-- START DATA SUPPLIED --

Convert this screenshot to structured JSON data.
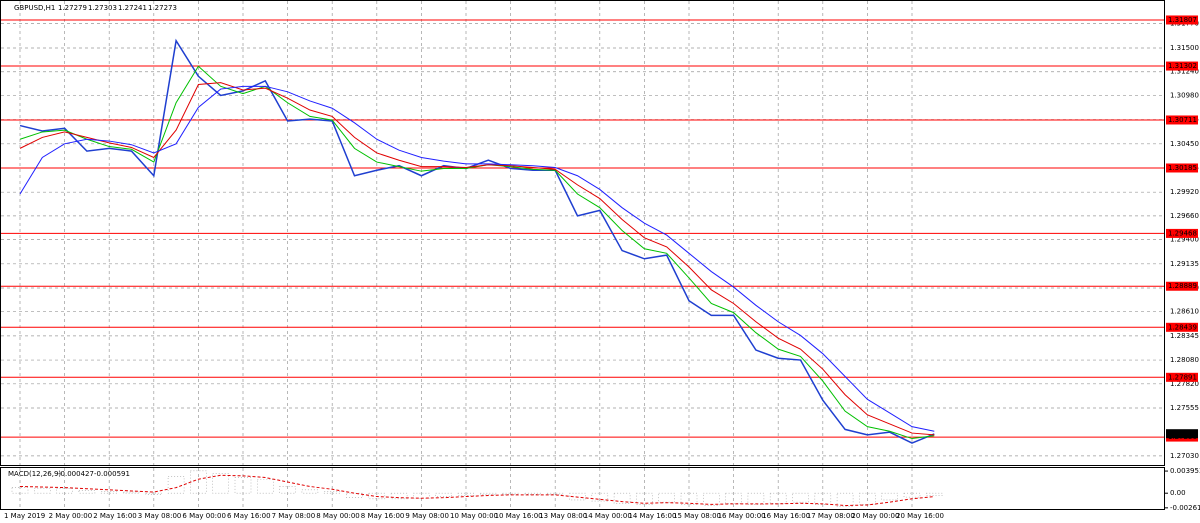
{
  "chart_data": [
    {
      "type": "line",
      "title": "GBPUSD,H1",
      "ohlc": [
        1.27279,
        1.27303,
        1.27241,
        1.27273
      ],
      "categories": [
        "1 May 2019",
        null,
        "2 May 00:00",
        null,
        "2 May 16:00",
        null,
        "3 May 08:00",
        null,
        "6 May 00:00",
        null,
        "6 May 16:00",
        null,
        "7 May 08:00",
        null,
        "8 May 00:00",
        null,
        "8 May 16:00",
        null,
        "9 May 08:00",
        null,
        "10 May 00:00",
        null,
        "10 May 16:00",
        null,
        "13 May 08:00",
        null,
        "14 May 00:00",
        null,
        "14 May 16:00",
        null,
        "15 May 08:00",
        null,
        "16 May 00:00",
        null,
        "16 May 16:00",
        null,
        "17 May 08:00",
        null,
        "20 May 00:00",
        null,
        "20 May 16:00",
        null
      ],
      "series": [
        {
          "color": "#1f3fd0",
          "values": [
            1.3065,
            1.3059,
            1.3062,
            1.3037,
            1.304,
            1.3037,
            1.301,
            1.3158,
            1.3119,
            1.3098,
            1.3103,
            1.3114,
            1.307,
            1.3072,
            1.307,
            1.301,
            1.3016,
            1.3021,
            1.301,
            1.3021,
            1.3018,
            1.3027,
            1.3018,
            1.3016,
            1.3016,
            1.2966,
            1.2972,
            1.2928,
            1.2919,
            1.2923,
            1.2873,
            1.2857,
            1.2857,
            1.2819,
            1.281,
            1.2808,
            1.2764,
            1.2732,
            1.2726,
            1.2729,
            1.2717,
            1.2727
          ]
        },
        {
          "color": "#00c000",
          "values": [
            1.305,
            1.3058,
            1.306,
            1.305,
            1.3042,
            1.3039,
            1.3025,
            1.309,
            1.313,
            1.3108,
            1.31,
            1.3108,
            1.309,
            1.3075,
            1.3071,
            1.304,
            1.3025,
            1.302,
            1.3015,
            1.3018,
            1.3018,
            1.3022,
            1.302,
            1.3017,
            1.3016,
            1.299,
            1.2975,
            1.295,
            1.293,
            1.2925,
            1.2898,
            1.287,
            1.286,
            1.2838,
            1.282,
            1.2812,
            1.2785,
            1.2752,
            1.2735,
            1.273,
            1.2722,
            1.2725
          ]
        },
        {
          "color": "#e00000",
          "values": [
            1.304,
            1.3052,
            1.3058,
            1.3052,
            1.3046,
            1.3041,
            1.303,
            1.306,
            1.311,
            1.3112,
            1.3104,
            1.3106,
            1.3095,
            1.3082,
            1.3075,
            1.3052,
            1.3035,
            1.3027,
            1.302,
            1.302,
            1.3019,
            1.3022,
            1.3021,
            1.3019,
            1.3017,
            1.3,
            1.2985,
            1.2962,
            1.2942,
            1.2932,
            1.291,
            1.2885,
            1.287,
            1.285,
            1.2832,
            1.282,
            1.2798,
            1.277,
            1.2748,
            1.2738,
            1.2728,
            1.2726
          ]
        },
        {
          "color": "#2020ff",
          "values": [
            1.299,
            1.303,
            1.3045,
            1.305,
            1.3048,
            1.3044,
            1.3035,
            1.3045,
            1.3085,
            1.3105,
            1.3108,
            1.3108,
            1.3102,
            1.3092,
            1.3084,
            1.3068,
            1.305,
            1.3038,
            1.303,
            1.3026,
            1.3023,
            1.3023,
            1.3022,
            1.3021,
            1.3019,
            1.301,
            1.2995,
            1.2975,
            1.2958,
            1.2945,
            1.2925,
            1.2905,
            1.2888,
            1.2868,
            1.285,
            1.2835,
            1.2815,
            1.279,
            1.2765,
            1.275,
            1.2735,
            1.273
          ]
        }
      ],
      "ylim": [
        1.2693,
        1.32015
      ],
      "yticks": [
        {
          "value": 1.3177,
          "label": "1.31770"
        },
        {
          "value": 1.315,
          "label": "1.31500"
        },
        {
          "value": 1.3124,
          "label": "1.31240"
        },
        {
          "value": 1.3098,
          "label": "1.30980"
        },
        1.30715,
        {
          "value": 1.3045,
          "label": "1.30450"
        },
        1.30185,
        {
          "value": 1.2992,
          "label": "1.29920"
        },
        {
          "value": 1.2966,
          "label": "1.29660"
        },
        {
          "value": 1.294,
          "label": "1.29400"
        },
        1.29135,
        {
          "value": 1.2887,
          "label": "1.28870"
        },
        {
          "value": 1.2861,
          "label": "1.28610"
        },
        1.28345,
        {
          "value": 1.2808,
          "label": "1.28080"
        },
        {
          "value": 1.2782,
          "label": "1.27820"
        },
        1.27555,
        {
          "value": 1.2703,
          "label": "1.27030"
        }
      ],
      "levels": [
        1.31807,
        1.31302,
        1.30711,
        1.30185,
        1.29468,
        1.28889,
        1.28439,
        1.27891,
        1.27236
      ],
      "level_color": "#ff0000",
      "last": 1.27273,
      "grid": true
    },
    {
      "type": "macd",
      "title": "MACD(12,26,9)",
      "readings": [
        -0.000427,
        -0.000591
      ],
      "series": [
        {
          "color": "#a0a0a0",
          "values": [
            0.001,
            0.0009,
            0.0008,
            0.0005,
            0.0003,
            0.0002,
            -0.0002,
            0.003,
            0.004,
            0.0035,
            0.0028,
            0.0024,
            0.0012,
            0.0006,
            0.0003,
            -0.0008,
            -0.001,
            -0.001,
            -0.0009,
            -0.0006,
            -0.0004,
            -0.0002,
            -0.0002,
            -0.0002,
            -0.0002,
            -0.0012,
            -0.0014,
            -0.0018,
            -0.002,
            -0.0016,
            -0.002,
            -0.0022,
            -0.0018,
            -0.002,
            -0.0018,
            -0.0016,
            -0.002,
            -0.0024,
            -0.002,
            -0.0012,
            -0.0007,
            -0.0004
          ]
        },
        {
          "color": "#e00000",
          "values": [
            0.0012,
            0.0011,
            0.001,
            0.0008,
            0.0006,
            0.0004,
            0.0002,
            0.001,
            0.0025,
            0.0032,
            0.0031,
            0.0028,
            0.002,
            0.0012,
            0.0007,
            0.0,
            -0.0006,
            -0.0008,
            -0.0009,
            -0.0008,
            -0.0006,
            -0.0004,
            -0.0003,
            -0.0003,
            -0.0003,
            -0.0007,
            -0.0011,
            -0.0015,
            -0.0018,
            -0.0017,
            -0.0018,
            -0.002,
            -0.0019,
            -0.0019,
            -0.0019,
            -0.0018,
            -0.0019,
            -0.0022,
            -0.0021,
            -0.0016,
            -0.001,
            -0.0006
          ]
        }
      ],
      "ylim": [
        -0.003,
        0.0045
      ],
      "yticks": [
        0.003953,
        {
          "value": 0,
          "label": "0.00"
        },
        -0.002615
      ]
    }
  ]
}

-- END DATA SUPPLIED --

## TASK GOAL
Can the entries above be repeated exactly, without their pictures?

## ANSWER IN FULL
Convert this screenshot to structured JSON data.
{
  "chart_data": [
    {
      "type": "line",
      "title": "GBPUSD,H1",
      "ohlc": [
        1.27279,
        1.27303,
        1.27241,
        1.27273
      ],
      "categories": [
        "1 May 2019",
        null,
        "2 May 00:00",
        null,
        "2 May 16:00",
        null,
        "3 May 08:00",
        null,
        "6 May 00:00",
        null,
        "6 May 16:00",
        null,
        "7 May 08:00",
        null,
        "8 May 00:00",
        null,
        "8 May 16:00",
        null,
        "9 May 08:00",
        null,
        "10 May 00:00",
        null,
        "10 May 16:00",
        null,
        "13 May 08:00",
        null,
        "14 May 00:00",
        null,
        "14 May 16:00",
        null,
        "15 May 08:00",
        null,
        "16 May 00:00",
        null,
        "16 May 16:00",
        null,
        "17 May 08:00",
        null,
        "20 May 00:00",
        null,
        "20 May 16:00",
        null
      ],
      "series": [
        {
          "color": "#1f3fd0",
          "values": [
            1.3065,
            1.3059,
            1.3062,
            1.3037,
            1.304,
            1.3037,
            1.301,
            1.3158,
            1.3119,
            1.3098,
            1.3103,
            1.3114,
            1.307,
            1.3072,
            1.307,
            1.301,
            1.3016,
            1.3021,
            1.301,
            1.3021,
            1.3018,
            1.3027,
            1.3018,
            1.3016,
            1.3016,
            1.2966,
            1.2972,
            1.2928,
            1.2919,
            1.2923,
            1.2873,
            1.2857,
            1.2857,
            1.2819,
            1.281,
            1.2808,
            1.2764,
            1.2732,
            1.2726,
            1.2729,
            1.2717,
            1.2727
          ]
        },
        {
          "color": "#00c000",
          "values": [
            1.305,
            1.3058,
            1.306,
            1.305,
            1.3042,
            1.3039,
            1.3025,
            1.309,
            1.313,
            1.3108,
            1.31,
            1.3108,
            1.309,
            1.3075,
            1.3071,
            1.304,
            1.3025,
            1.302,
            1.3015,
            1.3018,
            1.3018,
            1.3022,
            1.302,
            1.3017,
            1.3016,
            1.299,
            1.2975,
            1.295,
            1.293,
            1.2925,
            1.2898,
            1.287,
            1.286,
            1.2838,
            1.282,
            1.2812,
            1.2785,
            1.2752,
            1.2735,
            1.273,
            1.2722,
            1.2725
          ]
        },
        {
          "color": "#e00000",
          "values": [
            1.304,
            1.3052,
            1.3058,
            1.3052,
            1.3046,
            1.3041,
            1.303,
            1.306,
            1.311,
            1.3112,
            1.3104,
            1.3106,
            1.3095,
            1.3082,
            1.3075,
            1.3052,
            1.3035,
            1.3027,
            1.302,
            1.302,
            1.3019,
            1.3022,
            1.3021,
            1.3019,
            1.3017,
            1.3,
            1.2985,
            1.2962,
            1.2942,
            1.2932,
            1.291,
            1.2885,
            1.287,
            1.285,
            1.2832,
            1.282,
            1.2798,
            1.277,
            1.2748,
            1.2738,
            1.2728,
            1.2726
          ]
        },
        {
          "color": "#2020ff",
          "values": [
            1.299,
            1.303,
            1.3045,
            1.305,
            1.3048,
            1.3044,
            1.3035,
            1.3045,
            1.3085,
            1.3105,
            1.3108,
            1.3108,
            1.3102,
            1.3092,
            1.3084,
            1.3068,
            1.305,
            1.3038,
            1.303,
            1.3026,
            1.3023,
            1.3023,
            1.3022,
            1.3021,
            1.3019,
            1.301,
            1.2995,
            1.2975,
            1.2958,
            1.2945,
            1.2925,
            1.2905,
            1.2888,
            1.2868,
            1.285,
            1.2835,
            1.2815,
            1.279,
            1.2765,
            1.275,
            1.2735,
            1.273
          ]
        }
      ],
      "ylim": [
        1.2693,
        1.32015
      ],
      "yticks": [
        {
          "value": 1.3177,
          "label": "1.31770"
        },
        {
          "value": 1.315,
          "label": "1.31500"
        },
        {
          "value": 1.3124,
          "label": "1.31240"
        },
        {
          "value": 1.3098,
          "label": "1.30980"
        },
        1.30715,
        {
          "value": 1.3045,
          "label": "1.30450"
        },
        1.30185,
        {
          "value": 1.2992,
          "label": "1.29920"
        },
        {
          "value": 1.2966,
          "label": "1.29660"
        },
        {
          "value": 1.294,
          "label": "1.29400"
        },
        1.29135,
        {
          "value": 1.2887,
          "label": "1.28870"
        },
        {
          "value": 1.2861,
          "label": "1.28610"
        },
        1.28345,
        {
          "value": 1.2808,
          "label": "1.28080"
        },
        {
          "value": 1.2782,
          "label": "1.27820"
        },
        1.27555,
        {
          "value": 1.2703,
          "label": "1.27030"
        }
      ],
      "levels": [
        1.31807,
        1.31302,
        1.30711,
        1.30185,
        1.29468,
        1.28889,
        1.28439,
        1.27891,
        1.27236
      ],
      "level_color": "#ff0000",
      "last": 1.27273,
      "grid": true
    },
    {
      "type": "macd",
      "title": "MACD(12,26,9)",
      "readings": [
        -0.000427,
        -0.000591
      ],
      "series": [
        {
          "color": "#a0a0a0",
          "values": [
            0.001,
            0.0009,
            0.0008,
            0.0005,
            0.0003,
            0.0002,
            -0.0002,
            0.003,
            0.004,
            0.0035,
            0.0028,
            0.0024,
            0.0012,
            0.0006,
            0.0003,
            -0.0008,
            -0.001,
            -0.001,
            -0.0009,
            -0.0006,
            -0.0004,
            -0.0002,
            -0.0002,
            -0.0002,
            -0.0002,
            -0.0012,
            -0.0014,
            -0.0018,
            -0.002,
            -0.0016,
            -0.002,
            -0.0022,
            -0.0018,
            -0.002,
            -0.0018,
            -0.0016,
            -0.002,
            -0.0024,
            -0.002,
            -0.0012,
            -0.0007,
            -0.0004
          ]
        },
        {
          "color": "#e00000",
          "values": [
            0.0012,
            0.0011,
            0.001,
            0.0008,
            0.0006,
            0.0004,
            0.0002,
            0.001,
            0.0025,
            0.0032,
            0.0031,
            0.0028,
            0.002,
            0.0012,
            0.0007,
            0.0,
            -0.0006,
            -0.0008,
            -0.0009,
            -0.0008,
            -0.0006,
            -0.0004,
            -0.0003,
            -0.0003,
            -0.0003,
            -0.0007,
            -0.0011,
            -0.0015,
            -0.0018,
            -0.0017,
            -0.0018,
            -0.002,
            -0.0019,
            -0.0019,
            -0.0019,
            -0.0018,
            -0.0019,
            -0.0022,
            -0.0021,
            -0.0016,
            -0.001,
            -0.0006
          ]
        }
      ],
      "ylim": [
        -0.003,
        0.0045
      ],
      "yticks": [
        0.003953,
        {
          "value": 0,
          "label": "0.00"
        },
        -0.002615
      ]
    }
  ]
}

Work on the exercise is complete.